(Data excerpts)
»»

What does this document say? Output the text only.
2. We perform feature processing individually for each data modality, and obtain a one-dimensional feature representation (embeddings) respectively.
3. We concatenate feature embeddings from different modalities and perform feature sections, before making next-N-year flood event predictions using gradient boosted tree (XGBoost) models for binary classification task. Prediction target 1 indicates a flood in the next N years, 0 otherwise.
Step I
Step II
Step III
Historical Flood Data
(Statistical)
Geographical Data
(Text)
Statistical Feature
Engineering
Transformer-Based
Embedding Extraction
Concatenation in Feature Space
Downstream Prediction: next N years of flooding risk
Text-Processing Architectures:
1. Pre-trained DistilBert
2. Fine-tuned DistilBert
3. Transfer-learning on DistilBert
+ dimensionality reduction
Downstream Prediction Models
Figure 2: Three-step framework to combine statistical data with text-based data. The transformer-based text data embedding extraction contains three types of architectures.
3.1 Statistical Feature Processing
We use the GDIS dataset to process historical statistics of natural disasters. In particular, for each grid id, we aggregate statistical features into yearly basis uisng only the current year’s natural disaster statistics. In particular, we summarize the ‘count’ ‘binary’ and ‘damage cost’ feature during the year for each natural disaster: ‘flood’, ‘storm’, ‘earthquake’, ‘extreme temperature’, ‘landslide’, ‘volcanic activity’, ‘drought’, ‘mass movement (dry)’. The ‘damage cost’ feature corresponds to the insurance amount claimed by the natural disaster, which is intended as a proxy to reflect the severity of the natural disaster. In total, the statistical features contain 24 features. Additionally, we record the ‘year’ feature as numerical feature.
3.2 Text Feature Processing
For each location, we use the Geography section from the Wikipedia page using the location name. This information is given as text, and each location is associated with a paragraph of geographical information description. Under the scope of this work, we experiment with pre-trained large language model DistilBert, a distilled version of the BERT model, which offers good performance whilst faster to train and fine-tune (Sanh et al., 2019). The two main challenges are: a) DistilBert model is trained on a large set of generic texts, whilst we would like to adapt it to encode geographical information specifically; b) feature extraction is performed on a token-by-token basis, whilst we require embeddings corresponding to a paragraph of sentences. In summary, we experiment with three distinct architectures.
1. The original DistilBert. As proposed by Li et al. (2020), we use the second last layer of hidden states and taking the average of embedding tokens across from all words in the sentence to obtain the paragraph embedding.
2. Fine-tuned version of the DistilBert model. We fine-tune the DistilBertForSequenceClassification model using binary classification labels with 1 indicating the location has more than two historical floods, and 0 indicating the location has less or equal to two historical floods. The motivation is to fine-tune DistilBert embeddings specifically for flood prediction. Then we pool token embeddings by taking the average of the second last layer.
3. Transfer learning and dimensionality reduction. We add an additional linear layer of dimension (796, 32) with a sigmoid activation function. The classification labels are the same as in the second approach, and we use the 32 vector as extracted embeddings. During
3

««

#### Task description
Exactly as shown above, return every record.

#### Response to this exercise
What does this document say? Output the text only.
2. We perform feature processing individually for each data modality, and obtain a one-dimensional feature representation (embeddings) respectively.
3. We concatenate feature embeddings from different modalities and perform feature sections, before making next-N-year flood event predictions using gradient boosted tree (XGBoost) models for binary classification task. Prediction target 1 indicates a flood in the next N years, 0 otherwise.
Step I
Step II
Step III
Historical Flood Data
(Statistical)
Geographical Data
(Text)
Statistical Feature
Engineering
Transformer-Based
Embedding Extraction
Concatenation in Feature Space
Downstream Prediction: next N years of flooding risk
Text-Processing Architectures:
1. Pre-trained DistilBert
2. Fine-tuned DistilBert
3. Transfer-learning on DistilBert
+ dimensionality reduction
Downstream Prediction Models
Figure 2: Three-step framework to combine statistical data with text-based data. The transformer-based text data embedding extraction contains three types of architectures.
3.1 Statistical Feature Processing
We use the GDIS dataset to process historical statistics of natural disasters. In particular, for each grid id, we aggregate statistical features into yearly basis uisng only the current year’s natural disaster statistics. In particular, we summarize the ‘count’ ‘binary’ and ‘damage cost’ feature during the year for each natural disaster: ‘flood’, ‘storm’, ‘earthquake’, ‘extreme temperature’, ‘landslide’, ‘volcanic activity’, ‘drought’, ‘mass movement (dry)’. The ‘damage cost’ feature corresponds to the insurance amount claimed by the natural disaster, which is intended as a proxy to reflect the severity of the natural disaster. In total, the statistical features contain 24 features. Additionally, we record the ‘year’ feature as numerical feature.
3.2 Text Feature Processing
For each location, we use the Geography section from the Wikipedia page using the location name. This information is given as text, and each location is associated with a paragraph of geographical information description. Under the scope of this work, we experiment with pre-trained large language model DistilBert, a distilled version of the BERT model, which offers good performance whilst faster to train and fine-tune (Sanh et al., 2019). The two main challenges are: a) DistilBert model is trained on a large set of generic texts, whilst we would like to adapt it to encode geographical information specifically; b) feature extraction is performed on a token-by-token basis, whilst we require embeddings corresponding to a paragraph of sentences. In summary, we experiment with three distinct architectures.
1. The original DistilBert. As proposed by Li et al. (2020), we use the second last layer of hidden states and taking the average of embedding tokens across from all words in the sentence to obtain the paragraph embedding.
2. Fine-tuned version of the DistilBert model. We fine-tune the DistilBertForSequenceClassification model using binary classification labels with 1 indicating the location has more than two historical floods, and 0 indicating the location has less or equal to two historical floods. The motivation is to fine-tune DistilBert embeddings specifically for flood prediction. Then we pool token embeddings by taking the average of the second last layer.
3. Transfer learning and dimensionality reduction. We add an additional linear layer of dimension (796, 32) with a sigmoid activation function. The classification labels are the same as in the second approach, and we use the 32 vector as extracted embeddings. During
3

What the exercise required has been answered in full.